- [EXERCISE MATERIAL]:

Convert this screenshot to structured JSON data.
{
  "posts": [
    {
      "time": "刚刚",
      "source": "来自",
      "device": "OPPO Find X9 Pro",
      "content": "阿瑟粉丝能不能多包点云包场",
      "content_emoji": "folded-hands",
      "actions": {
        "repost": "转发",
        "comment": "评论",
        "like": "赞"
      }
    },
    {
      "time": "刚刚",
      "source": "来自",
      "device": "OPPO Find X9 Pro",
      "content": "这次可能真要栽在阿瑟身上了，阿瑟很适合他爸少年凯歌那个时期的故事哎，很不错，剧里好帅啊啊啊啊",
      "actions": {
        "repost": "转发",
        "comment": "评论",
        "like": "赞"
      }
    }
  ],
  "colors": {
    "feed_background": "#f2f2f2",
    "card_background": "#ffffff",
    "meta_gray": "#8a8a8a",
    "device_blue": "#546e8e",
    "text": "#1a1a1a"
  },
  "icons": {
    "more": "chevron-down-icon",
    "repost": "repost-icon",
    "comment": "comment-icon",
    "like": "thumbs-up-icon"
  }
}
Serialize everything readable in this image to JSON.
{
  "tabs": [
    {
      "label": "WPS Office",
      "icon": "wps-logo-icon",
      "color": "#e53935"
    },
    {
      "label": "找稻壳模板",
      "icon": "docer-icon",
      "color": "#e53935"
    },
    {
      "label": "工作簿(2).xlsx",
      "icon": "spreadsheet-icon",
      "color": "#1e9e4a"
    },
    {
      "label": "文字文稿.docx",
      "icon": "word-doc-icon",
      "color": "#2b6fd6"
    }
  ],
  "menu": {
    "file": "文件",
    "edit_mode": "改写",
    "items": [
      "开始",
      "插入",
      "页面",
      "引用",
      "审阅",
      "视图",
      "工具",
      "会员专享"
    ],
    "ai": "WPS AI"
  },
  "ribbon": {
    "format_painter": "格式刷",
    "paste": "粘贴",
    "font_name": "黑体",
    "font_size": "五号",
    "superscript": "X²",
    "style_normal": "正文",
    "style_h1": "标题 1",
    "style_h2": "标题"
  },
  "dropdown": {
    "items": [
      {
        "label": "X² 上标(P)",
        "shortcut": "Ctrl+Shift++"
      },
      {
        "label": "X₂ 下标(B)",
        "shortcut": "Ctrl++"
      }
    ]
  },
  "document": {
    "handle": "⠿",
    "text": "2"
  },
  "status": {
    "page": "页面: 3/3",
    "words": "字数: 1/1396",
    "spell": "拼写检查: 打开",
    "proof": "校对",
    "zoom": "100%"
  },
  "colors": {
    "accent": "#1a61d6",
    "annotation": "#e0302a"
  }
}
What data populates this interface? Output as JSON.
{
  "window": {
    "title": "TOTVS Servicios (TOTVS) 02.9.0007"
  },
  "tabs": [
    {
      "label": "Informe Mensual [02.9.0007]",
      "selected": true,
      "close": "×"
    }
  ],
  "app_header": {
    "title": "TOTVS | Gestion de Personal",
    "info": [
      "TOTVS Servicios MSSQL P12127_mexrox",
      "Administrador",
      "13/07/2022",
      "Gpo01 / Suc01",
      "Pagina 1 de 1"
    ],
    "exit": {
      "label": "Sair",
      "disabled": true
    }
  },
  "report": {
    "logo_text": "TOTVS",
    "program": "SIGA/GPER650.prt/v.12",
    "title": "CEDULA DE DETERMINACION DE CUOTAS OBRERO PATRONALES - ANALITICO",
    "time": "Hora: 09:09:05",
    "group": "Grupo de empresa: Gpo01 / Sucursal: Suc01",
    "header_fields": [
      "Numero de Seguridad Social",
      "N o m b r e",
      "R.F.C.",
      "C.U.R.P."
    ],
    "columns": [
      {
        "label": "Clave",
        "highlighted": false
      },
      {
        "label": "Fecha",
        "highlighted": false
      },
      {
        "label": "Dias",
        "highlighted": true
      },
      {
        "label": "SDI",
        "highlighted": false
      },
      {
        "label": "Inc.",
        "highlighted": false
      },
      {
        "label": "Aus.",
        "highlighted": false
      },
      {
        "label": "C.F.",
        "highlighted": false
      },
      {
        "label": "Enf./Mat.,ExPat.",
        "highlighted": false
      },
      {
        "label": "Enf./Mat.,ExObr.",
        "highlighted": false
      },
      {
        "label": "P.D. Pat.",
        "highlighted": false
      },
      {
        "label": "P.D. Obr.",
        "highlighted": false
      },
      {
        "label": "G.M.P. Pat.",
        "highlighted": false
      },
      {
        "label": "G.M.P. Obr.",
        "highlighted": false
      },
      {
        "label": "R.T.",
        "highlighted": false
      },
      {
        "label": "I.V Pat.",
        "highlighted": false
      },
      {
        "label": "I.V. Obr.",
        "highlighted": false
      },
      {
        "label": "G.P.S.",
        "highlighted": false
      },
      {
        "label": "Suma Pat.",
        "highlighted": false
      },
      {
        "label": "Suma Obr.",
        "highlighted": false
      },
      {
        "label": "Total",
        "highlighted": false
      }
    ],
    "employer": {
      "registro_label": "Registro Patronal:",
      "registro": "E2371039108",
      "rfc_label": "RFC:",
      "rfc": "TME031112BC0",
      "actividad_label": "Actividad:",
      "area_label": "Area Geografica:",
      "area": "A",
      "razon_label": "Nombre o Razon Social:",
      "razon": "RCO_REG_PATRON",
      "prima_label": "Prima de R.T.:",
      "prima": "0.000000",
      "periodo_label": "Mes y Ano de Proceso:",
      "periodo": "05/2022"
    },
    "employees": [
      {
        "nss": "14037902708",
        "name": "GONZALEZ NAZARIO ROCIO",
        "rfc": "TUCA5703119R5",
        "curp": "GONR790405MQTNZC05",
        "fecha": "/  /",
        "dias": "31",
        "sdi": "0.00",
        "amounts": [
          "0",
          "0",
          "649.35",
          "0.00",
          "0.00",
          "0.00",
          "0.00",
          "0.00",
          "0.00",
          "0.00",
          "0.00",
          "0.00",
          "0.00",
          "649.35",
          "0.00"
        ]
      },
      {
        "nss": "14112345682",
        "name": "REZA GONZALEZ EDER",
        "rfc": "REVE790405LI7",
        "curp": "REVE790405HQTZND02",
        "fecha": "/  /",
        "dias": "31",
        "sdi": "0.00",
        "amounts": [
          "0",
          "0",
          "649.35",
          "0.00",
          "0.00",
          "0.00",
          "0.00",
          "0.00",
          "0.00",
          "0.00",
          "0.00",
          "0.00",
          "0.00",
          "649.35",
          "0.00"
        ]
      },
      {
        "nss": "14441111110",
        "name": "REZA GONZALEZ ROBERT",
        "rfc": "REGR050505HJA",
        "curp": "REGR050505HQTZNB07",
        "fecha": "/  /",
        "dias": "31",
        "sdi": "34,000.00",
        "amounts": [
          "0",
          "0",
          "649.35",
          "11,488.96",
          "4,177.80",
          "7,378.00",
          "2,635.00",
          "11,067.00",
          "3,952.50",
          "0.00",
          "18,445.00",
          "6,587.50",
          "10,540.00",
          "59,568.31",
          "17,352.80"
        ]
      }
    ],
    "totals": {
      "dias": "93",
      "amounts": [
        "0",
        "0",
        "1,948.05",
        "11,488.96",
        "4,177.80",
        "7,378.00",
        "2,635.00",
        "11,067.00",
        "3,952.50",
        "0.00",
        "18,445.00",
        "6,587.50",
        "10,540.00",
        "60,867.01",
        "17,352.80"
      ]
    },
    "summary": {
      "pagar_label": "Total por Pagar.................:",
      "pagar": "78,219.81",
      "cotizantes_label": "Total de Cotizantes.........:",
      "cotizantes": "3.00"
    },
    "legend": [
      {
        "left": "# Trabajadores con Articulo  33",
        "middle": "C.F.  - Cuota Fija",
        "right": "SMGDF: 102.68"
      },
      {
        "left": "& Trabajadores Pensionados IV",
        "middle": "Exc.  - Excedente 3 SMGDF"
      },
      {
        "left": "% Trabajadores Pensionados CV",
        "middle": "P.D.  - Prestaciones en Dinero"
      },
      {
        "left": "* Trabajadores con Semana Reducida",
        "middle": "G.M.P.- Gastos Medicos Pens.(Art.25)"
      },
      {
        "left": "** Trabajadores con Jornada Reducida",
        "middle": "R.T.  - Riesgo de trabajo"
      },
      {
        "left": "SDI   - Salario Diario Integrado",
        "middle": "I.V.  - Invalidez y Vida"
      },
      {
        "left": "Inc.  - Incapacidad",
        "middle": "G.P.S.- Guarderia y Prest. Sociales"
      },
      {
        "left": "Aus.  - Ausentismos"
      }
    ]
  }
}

- [SHORT EXERCISE]: Pick out each line containing "JSON" and report it.

- [EXPECTED ANSWER]:
Convert this screenshot to structured JSON data.
Serialize everything readable in this image to JSON.
What data populates this interface? Output as JSON.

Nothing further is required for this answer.